Task statement: In the material below, find how many lines contain the string "JSON". Write only that number.
* * * * *
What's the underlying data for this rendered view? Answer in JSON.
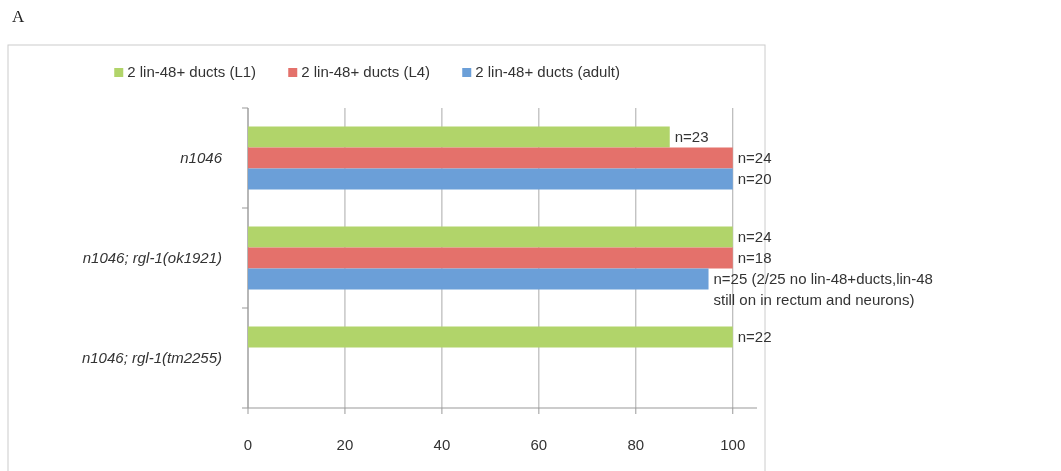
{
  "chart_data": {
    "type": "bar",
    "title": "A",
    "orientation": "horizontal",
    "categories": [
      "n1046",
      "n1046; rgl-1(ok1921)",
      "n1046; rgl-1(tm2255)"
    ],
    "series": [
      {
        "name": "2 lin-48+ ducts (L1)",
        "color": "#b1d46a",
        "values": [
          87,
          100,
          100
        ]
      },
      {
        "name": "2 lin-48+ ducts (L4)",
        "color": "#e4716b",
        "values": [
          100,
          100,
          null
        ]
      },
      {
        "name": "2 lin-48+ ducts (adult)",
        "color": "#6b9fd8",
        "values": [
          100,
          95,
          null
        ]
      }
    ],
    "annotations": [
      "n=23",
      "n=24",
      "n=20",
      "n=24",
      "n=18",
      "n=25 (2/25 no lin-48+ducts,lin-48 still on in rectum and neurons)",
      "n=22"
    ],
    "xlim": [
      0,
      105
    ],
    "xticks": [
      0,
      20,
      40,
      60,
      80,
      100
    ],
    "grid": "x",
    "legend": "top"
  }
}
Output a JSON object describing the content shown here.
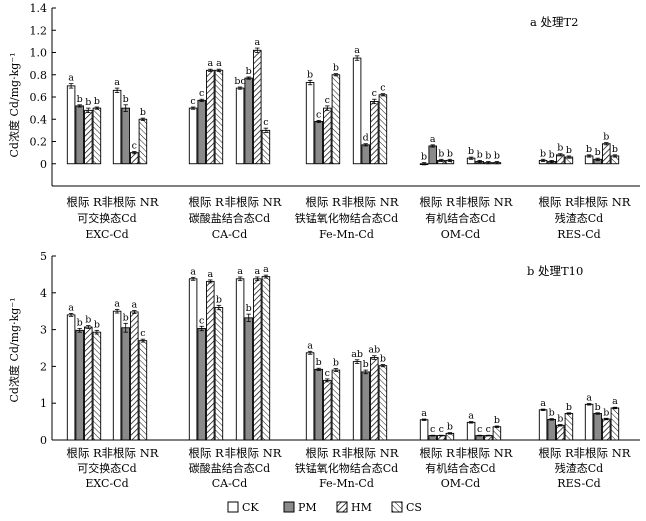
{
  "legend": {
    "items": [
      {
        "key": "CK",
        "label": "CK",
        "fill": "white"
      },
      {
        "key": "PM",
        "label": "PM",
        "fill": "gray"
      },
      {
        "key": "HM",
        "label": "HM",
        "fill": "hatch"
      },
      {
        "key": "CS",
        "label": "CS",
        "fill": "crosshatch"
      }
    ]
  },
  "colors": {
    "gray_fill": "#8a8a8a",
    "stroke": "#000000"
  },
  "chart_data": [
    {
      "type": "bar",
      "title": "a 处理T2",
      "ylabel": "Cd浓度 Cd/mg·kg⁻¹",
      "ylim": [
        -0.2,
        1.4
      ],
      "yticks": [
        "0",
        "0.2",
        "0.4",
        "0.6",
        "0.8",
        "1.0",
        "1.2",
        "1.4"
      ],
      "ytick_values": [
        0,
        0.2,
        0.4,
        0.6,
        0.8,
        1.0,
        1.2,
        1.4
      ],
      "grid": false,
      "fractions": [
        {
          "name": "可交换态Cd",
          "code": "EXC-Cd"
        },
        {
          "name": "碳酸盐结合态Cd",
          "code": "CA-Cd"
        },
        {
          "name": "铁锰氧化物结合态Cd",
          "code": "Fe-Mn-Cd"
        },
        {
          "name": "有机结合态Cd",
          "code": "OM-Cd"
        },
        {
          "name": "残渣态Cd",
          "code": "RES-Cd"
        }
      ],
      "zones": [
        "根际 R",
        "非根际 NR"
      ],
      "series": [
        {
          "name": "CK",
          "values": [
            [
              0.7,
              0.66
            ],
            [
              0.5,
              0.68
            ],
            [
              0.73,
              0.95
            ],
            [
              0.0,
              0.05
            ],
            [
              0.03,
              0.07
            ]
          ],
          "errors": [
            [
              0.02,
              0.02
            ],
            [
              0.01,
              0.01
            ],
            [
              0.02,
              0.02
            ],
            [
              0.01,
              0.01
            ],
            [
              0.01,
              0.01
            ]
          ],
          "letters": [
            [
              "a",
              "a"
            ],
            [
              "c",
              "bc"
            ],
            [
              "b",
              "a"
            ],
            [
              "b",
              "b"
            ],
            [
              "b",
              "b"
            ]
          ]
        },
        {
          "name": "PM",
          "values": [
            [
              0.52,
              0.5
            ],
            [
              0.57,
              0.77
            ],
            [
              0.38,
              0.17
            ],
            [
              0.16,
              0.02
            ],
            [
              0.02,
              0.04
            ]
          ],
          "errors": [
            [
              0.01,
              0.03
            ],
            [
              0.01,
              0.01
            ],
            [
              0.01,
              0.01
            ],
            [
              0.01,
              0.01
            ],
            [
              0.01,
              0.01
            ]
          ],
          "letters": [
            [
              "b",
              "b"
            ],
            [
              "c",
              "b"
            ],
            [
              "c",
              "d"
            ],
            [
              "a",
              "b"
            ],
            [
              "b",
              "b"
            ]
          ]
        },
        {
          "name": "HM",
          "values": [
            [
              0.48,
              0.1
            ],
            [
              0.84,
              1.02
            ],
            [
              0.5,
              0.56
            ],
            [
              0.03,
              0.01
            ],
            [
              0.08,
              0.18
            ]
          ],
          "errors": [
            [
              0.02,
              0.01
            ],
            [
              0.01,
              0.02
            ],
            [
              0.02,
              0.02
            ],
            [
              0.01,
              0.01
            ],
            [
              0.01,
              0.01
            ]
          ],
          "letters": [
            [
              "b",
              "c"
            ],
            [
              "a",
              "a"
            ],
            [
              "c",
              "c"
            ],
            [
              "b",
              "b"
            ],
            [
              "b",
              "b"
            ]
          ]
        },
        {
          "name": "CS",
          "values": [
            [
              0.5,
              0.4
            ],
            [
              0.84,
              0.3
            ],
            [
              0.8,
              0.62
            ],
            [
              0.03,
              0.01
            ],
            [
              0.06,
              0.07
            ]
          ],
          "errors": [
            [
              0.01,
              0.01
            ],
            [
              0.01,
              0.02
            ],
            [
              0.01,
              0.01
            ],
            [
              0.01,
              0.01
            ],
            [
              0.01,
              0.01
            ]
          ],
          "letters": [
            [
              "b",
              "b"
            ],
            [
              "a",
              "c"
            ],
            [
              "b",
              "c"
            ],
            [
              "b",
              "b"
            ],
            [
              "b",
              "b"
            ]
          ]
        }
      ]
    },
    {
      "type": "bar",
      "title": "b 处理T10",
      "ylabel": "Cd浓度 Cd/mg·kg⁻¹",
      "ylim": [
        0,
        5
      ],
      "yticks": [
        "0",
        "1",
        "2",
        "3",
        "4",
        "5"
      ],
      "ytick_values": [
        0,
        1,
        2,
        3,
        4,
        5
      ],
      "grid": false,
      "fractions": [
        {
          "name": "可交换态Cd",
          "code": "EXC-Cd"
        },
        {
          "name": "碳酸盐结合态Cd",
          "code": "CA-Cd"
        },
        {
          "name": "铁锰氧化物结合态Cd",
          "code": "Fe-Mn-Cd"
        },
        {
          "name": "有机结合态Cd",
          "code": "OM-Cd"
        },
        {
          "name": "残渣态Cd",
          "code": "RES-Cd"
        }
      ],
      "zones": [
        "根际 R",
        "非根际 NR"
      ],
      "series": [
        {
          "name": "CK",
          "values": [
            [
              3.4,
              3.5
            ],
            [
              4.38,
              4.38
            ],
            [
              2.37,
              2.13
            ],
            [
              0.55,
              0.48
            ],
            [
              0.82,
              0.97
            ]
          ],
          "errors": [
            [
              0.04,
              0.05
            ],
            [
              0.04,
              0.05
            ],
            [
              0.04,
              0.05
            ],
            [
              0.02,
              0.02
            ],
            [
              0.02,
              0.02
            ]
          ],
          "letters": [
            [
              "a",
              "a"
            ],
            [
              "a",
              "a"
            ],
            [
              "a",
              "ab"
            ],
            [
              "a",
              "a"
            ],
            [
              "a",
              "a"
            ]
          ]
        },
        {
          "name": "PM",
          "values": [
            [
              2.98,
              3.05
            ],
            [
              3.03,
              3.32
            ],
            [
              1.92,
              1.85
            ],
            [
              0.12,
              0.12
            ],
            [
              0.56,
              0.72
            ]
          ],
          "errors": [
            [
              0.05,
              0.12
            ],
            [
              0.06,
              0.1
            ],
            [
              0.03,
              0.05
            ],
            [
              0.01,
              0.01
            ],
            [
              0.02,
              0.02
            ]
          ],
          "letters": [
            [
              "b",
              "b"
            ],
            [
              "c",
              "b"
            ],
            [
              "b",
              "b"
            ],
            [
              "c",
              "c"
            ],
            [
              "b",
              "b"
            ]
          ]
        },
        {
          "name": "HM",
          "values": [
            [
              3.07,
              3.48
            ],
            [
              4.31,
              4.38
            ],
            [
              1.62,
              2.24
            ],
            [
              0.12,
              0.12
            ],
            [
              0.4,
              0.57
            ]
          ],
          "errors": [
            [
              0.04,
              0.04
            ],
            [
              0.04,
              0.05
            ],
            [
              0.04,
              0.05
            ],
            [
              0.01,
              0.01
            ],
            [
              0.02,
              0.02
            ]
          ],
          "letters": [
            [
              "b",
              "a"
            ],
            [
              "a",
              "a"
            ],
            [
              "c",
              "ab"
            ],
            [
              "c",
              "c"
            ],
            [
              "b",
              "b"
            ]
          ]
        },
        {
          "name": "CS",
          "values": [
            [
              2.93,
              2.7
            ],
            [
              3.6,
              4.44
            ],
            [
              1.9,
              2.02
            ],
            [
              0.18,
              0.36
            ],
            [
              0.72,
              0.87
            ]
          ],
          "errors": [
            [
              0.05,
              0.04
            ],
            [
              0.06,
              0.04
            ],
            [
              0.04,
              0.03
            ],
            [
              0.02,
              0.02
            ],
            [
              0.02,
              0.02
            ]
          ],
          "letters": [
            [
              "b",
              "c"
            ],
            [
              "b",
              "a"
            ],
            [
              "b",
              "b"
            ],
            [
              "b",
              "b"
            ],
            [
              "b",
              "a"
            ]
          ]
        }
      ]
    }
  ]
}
* * * * *
Finished exercise: 2